---- Source passage
✨DAY 5 OF 12 DAY JOURNEY: UNLOCKING THE IDENTITY OF JESUS CHRIST
- theportersview

- Dec 16, 2025
- 5 min read

Part 1: Christmas Trees, Santa Claus,
and the Birth of Jesus Christ
OPENING STATEMENT (INTRODUCTION)
There have been ongoing discussions, questions, and even quiet concerns resting in the minds of many believers about Christmas traditions. Questions like:
Is Jesus Christ connected to Santa Claus?
Is He connected to Christmas trees?
And where did these traditions originally come from?
Today, I want to openly address these questions with clarity, history, and truth — not from rumor, emotion, or condemnation, but from understanding. I will share my perspective concerning customs and traditions that have been passed down for generations, some rooted in Christian history, others shaped by culture, and some blended over time.
We will unlock the origin of these traditions — how they were created, how they evolved, and how they came to be associated with the celebration of Christ. We will examine the role of Saint Nicholas, a real Christian bishop known for generosity and compassion, and how his legacy influenced Christian communities, particularly in Europe and Britain. We will also look at how cultural movements, including the Protestant Reformation, shaped symbols like the Christmas tree, where some believe Martin Luther placed candles on a tree to represent the stars in the night sky.
This is not about tearing down faith — it is about bringing understanding.
It is not about judgment — it is about truth.
And it is not about removing Christ — it is about centering Him clearly.
✨ What Christmas Trees & Santa Claus Come From
Christmas Trees:
The tradition of bringing evergreens indoors in winter predates Christianity. Ancient Romanians, Druids, Vikings and other Northern European peoples used evergreen boughs or trees to celebrate the winter-solstice and honor life in the dead of winter (symbolizing life in dark times).
The “modern Christmas tree” — a decorated evergreen displayed indoors during the holidays — appears to have first taken shape among Christians in 16th-century Germany. Some say the Protestant reformer Martin Luther placed candles on a tree to represent stars. Over time, this custom spread (to Britain, then the United States), becoming a popular holiday symbol, especially after royal and public adoption in the 19th century.
--------
---- Dataset excerpts
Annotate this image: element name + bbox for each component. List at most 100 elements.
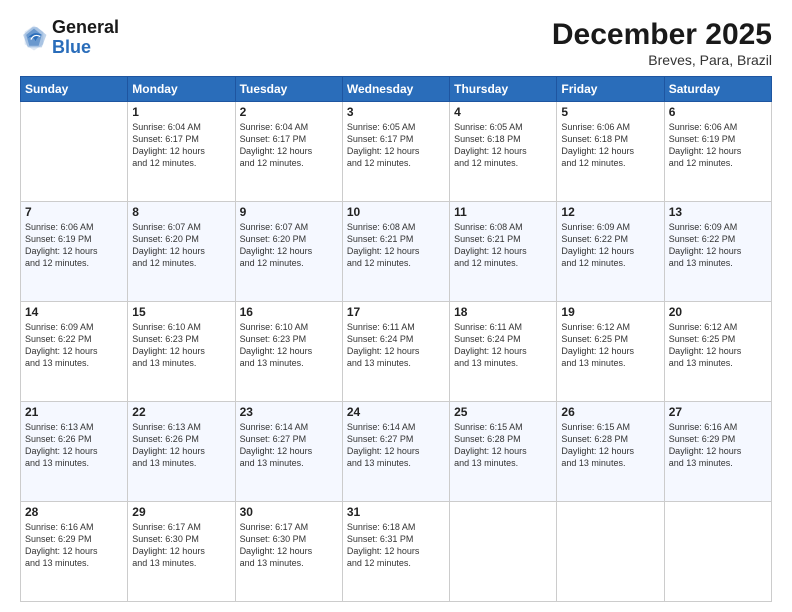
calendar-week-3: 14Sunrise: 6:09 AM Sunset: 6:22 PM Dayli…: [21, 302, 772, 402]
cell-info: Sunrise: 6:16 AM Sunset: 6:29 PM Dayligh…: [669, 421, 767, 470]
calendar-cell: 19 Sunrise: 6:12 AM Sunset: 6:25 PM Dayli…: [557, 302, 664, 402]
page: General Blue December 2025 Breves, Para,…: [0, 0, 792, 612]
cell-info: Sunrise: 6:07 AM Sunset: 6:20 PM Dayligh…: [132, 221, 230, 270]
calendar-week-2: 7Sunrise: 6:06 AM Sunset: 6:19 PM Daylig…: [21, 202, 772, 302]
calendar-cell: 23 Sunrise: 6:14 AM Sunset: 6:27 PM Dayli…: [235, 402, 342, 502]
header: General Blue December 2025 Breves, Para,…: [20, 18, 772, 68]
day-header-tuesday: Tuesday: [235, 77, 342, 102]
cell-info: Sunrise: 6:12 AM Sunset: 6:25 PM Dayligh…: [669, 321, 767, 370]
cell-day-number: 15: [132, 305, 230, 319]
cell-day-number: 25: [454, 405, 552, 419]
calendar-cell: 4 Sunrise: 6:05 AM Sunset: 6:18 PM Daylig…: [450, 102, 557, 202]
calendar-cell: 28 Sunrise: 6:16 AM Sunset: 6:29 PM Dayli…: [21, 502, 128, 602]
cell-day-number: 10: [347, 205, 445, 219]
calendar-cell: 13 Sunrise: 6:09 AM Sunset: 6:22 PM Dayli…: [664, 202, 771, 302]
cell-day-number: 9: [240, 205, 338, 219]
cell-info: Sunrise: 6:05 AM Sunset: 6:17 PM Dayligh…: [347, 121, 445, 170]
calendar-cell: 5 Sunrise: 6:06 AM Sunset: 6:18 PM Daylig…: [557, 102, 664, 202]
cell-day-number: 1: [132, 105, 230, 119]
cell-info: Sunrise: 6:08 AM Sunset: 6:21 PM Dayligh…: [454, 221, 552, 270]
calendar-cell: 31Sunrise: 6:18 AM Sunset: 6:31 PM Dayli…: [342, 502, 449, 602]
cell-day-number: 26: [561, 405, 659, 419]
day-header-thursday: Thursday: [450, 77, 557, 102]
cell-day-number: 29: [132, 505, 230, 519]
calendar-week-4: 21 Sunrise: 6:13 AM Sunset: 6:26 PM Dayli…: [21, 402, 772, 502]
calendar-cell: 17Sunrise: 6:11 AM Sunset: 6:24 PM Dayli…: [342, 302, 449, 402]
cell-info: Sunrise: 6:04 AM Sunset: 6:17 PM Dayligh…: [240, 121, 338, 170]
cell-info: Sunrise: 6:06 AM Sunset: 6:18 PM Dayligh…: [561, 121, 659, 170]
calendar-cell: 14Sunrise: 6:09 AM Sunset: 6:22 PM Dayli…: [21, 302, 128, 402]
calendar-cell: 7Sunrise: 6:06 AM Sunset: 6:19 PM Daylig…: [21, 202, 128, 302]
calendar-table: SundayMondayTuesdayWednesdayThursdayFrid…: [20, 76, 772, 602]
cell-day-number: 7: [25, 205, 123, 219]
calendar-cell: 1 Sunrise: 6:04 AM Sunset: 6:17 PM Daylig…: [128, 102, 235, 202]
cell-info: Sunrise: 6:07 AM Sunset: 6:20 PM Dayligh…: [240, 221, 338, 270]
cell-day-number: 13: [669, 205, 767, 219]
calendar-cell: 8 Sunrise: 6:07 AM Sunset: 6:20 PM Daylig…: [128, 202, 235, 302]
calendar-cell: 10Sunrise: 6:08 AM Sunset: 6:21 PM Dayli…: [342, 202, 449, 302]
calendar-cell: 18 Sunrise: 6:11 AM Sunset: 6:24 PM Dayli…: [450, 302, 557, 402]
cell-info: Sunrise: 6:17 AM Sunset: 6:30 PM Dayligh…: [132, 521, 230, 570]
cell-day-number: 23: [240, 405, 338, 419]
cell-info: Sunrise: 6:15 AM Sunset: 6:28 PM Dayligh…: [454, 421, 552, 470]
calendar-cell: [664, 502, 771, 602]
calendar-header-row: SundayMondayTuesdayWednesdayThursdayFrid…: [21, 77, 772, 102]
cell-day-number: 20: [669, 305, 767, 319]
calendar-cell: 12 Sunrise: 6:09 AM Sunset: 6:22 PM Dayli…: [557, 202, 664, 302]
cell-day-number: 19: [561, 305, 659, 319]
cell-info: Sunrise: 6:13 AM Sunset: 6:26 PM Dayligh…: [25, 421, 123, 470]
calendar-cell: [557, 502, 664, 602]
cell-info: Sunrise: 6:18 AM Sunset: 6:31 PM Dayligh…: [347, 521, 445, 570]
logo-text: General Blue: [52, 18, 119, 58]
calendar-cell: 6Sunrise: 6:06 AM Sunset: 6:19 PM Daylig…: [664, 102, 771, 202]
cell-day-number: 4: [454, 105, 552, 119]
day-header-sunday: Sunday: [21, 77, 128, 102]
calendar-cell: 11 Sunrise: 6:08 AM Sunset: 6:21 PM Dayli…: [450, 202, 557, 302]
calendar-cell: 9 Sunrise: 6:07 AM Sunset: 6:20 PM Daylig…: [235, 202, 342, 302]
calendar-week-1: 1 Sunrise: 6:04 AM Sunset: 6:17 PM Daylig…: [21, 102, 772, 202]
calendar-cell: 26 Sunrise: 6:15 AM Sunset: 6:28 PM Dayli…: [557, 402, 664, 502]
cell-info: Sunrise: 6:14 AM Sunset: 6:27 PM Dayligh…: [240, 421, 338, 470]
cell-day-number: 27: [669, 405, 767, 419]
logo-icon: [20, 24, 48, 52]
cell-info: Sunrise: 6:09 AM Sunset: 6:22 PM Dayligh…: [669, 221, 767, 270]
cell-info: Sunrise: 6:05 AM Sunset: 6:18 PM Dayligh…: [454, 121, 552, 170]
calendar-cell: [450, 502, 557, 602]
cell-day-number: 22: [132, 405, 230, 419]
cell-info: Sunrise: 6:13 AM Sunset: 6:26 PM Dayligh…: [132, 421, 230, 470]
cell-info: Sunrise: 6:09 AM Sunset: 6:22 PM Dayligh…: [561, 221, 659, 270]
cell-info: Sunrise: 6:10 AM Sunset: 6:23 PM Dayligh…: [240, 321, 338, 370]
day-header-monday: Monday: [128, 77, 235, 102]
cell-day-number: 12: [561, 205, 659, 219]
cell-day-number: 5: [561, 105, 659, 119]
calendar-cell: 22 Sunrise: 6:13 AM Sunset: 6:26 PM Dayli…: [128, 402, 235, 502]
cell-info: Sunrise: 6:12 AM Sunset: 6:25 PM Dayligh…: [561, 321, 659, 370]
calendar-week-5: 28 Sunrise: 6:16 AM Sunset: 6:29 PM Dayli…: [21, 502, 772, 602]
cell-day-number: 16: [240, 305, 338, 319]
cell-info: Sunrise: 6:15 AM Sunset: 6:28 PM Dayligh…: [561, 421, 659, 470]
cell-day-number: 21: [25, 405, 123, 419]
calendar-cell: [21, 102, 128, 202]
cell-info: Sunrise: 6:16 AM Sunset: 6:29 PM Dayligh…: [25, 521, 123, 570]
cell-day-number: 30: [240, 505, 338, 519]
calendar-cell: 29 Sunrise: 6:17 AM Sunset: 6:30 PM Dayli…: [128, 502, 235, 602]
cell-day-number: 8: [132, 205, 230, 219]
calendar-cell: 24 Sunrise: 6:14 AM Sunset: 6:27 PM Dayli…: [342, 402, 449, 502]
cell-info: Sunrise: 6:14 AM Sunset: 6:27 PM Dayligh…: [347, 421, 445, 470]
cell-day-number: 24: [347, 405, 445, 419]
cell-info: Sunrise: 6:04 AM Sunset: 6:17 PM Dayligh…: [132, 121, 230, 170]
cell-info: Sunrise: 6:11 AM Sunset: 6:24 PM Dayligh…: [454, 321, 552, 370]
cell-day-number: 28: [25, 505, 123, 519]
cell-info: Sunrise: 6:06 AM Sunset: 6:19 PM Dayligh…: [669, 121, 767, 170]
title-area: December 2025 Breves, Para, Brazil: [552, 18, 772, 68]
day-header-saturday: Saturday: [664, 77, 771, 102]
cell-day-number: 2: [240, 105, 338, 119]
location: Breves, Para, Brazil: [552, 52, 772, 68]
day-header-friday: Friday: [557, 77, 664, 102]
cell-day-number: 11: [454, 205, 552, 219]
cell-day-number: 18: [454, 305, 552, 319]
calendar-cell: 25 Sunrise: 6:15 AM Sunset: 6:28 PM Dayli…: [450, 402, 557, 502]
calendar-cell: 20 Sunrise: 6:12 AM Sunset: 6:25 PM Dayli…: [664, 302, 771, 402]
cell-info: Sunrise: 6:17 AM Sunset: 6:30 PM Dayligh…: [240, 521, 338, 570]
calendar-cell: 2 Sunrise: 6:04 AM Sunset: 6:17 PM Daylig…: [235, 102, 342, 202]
--------
— Jobs —
1. Edit the Christmas traditions text by writing out everything from "Part 1: Christmas" down to "to Christmas trees?", with "Santa Claus" replaced by "Saint Nicholas".
2. According to the Christmas traditions text, when and where did the modern Christmas tree first take shape?
This material has no connection to the Christmas traditions text.

— Answers to the exercises —
1.
Part 1: Christmas Trees, Saint Nicholas,
and the Birth of Jesus Christ
OPENING STATEMENT (INTRODUCTION)
There have been ongoing discussions, questions, and even quiet concerns resting in the minds of many believers about Christmas traditions. Questions like:
Is Jesus Christ connected to Saint Nicholas?
Is He connected to Christmas trees?

2. Among Christians in 16th-century Germany.